[Exercise prompt]: Collect every line of the records below that contains the word "content".

--- Start of Data shown ---

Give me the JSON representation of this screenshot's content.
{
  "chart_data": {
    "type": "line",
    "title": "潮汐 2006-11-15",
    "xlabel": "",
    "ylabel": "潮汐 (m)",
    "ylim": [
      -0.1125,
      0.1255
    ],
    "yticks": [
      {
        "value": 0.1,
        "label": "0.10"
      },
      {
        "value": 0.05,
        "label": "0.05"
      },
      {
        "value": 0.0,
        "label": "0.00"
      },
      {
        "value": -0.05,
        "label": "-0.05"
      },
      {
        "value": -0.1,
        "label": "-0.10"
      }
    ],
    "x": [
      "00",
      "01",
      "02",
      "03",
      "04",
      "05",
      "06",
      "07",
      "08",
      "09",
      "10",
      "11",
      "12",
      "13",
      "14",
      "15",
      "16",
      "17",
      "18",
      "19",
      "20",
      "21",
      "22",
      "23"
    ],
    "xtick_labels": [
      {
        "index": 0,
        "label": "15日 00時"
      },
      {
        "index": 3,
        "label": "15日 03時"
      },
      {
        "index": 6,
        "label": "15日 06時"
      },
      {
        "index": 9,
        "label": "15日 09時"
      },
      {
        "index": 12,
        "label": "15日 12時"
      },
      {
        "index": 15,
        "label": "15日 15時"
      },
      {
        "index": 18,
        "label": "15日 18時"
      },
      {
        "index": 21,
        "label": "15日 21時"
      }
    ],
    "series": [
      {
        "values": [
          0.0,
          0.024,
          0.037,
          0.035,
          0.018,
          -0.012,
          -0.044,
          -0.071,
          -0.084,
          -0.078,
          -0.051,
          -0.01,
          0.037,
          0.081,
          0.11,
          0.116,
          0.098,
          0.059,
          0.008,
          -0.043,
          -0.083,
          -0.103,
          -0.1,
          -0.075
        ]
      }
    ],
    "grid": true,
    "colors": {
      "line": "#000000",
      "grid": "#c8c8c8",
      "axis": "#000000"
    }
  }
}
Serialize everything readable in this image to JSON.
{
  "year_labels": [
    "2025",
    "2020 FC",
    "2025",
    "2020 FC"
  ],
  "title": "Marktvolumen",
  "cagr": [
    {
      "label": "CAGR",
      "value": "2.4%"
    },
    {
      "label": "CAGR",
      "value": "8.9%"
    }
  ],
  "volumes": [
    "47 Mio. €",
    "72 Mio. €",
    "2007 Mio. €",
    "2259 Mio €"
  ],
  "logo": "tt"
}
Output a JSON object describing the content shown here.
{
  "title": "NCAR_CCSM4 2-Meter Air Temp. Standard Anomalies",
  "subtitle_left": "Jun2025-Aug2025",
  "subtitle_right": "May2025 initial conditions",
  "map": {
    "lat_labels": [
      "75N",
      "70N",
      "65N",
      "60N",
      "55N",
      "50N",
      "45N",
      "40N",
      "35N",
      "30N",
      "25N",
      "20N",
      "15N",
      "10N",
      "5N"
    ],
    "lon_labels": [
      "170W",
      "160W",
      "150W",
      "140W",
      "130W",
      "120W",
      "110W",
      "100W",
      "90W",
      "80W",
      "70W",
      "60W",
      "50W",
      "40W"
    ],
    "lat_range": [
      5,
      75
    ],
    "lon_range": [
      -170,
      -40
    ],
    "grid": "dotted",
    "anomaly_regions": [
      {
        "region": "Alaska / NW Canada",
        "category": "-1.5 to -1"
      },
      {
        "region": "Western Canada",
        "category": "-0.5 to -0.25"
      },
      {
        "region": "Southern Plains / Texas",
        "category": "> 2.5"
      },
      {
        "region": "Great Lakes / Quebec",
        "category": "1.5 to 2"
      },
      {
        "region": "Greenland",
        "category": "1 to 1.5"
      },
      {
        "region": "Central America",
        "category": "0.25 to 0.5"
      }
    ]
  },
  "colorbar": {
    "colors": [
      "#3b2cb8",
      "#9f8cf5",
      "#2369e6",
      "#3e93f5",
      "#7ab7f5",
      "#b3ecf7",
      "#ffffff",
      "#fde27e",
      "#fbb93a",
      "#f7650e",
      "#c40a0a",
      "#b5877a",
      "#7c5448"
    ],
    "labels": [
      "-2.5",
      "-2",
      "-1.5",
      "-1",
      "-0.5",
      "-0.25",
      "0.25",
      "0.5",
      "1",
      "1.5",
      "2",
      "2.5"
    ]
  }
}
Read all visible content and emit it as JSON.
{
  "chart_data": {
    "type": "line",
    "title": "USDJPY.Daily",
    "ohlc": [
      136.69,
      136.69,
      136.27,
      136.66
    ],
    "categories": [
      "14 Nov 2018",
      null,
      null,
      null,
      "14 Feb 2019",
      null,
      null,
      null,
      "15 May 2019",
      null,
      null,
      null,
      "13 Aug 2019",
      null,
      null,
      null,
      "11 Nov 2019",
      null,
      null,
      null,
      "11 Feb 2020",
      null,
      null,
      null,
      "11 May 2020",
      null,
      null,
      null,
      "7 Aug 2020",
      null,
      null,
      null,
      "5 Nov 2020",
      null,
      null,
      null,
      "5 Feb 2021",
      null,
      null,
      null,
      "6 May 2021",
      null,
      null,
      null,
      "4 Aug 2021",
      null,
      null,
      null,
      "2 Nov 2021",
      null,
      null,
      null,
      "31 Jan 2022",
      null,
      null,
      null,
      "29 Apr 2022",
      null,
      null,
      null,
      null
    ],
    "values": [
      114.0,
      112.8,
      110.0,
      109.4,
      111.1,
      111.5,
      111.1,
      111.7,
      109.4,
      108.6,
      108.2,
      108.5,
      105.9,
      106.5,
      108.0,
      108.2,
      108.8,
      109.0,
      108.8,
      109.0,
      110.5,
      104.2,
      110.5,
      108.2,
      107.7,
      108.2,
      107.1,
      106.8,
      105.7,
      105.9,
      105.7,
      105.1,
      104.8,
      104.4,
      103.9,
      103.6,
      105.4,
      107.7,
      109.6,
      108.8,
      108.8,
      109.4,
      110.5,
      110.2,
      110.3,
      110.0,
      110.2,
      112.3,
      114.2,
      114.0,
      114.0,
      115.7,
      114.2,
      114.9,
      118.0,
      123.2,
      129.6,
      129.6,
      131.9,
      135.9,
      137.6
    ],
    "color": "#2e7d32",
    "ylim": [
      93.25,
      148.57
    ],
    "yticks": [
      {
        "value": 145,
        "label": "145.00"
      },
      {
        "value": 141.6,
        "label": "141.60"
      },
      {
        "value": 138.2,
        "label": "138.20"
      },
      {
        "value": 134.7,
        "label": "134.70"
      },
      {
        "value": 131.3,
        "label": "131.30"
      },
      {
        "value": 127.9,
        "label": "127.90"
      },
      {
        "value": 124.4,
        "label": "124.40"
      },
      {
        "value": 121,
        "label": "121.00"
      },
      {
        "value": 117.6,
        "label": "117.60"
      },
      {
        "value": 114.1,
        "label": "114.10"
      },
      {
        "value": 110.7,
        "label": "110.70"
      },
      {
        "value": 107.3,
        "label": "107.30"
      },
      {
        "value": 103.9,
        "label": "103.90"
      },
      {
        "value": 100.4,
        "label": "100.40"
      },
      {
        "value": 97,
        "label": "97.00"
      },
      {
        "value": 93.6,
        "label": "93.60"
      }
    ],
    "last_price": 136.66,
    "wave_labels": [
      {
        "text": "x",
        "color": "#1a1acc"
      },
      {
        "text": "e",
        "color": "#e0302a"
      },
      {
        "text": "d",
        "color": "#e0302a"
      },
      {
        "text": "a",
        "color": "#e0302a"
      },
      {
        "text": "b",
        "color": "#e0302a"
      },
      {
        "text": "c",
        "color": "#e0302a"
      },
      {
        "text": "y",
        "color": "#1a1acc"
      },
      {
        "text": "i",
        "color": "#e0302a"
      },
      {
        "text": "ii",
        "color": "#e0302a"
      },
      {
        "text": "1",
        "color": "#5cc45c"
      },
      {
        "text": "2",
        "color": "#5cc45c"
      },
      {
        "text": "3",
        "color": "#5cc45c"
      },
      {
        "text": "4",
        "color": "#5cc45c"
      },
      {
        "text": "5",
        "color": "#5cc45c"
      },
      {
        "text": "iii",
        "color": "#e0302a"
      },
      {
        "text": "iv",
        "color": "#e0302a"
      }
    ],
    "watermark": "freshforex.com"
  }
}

--- End of Data shown ---

[Task solution]:
Give me the JSON representation of this screenshot's content.
Output a JSON object describing the content shown here.
Read all visible content and emit it as JSON.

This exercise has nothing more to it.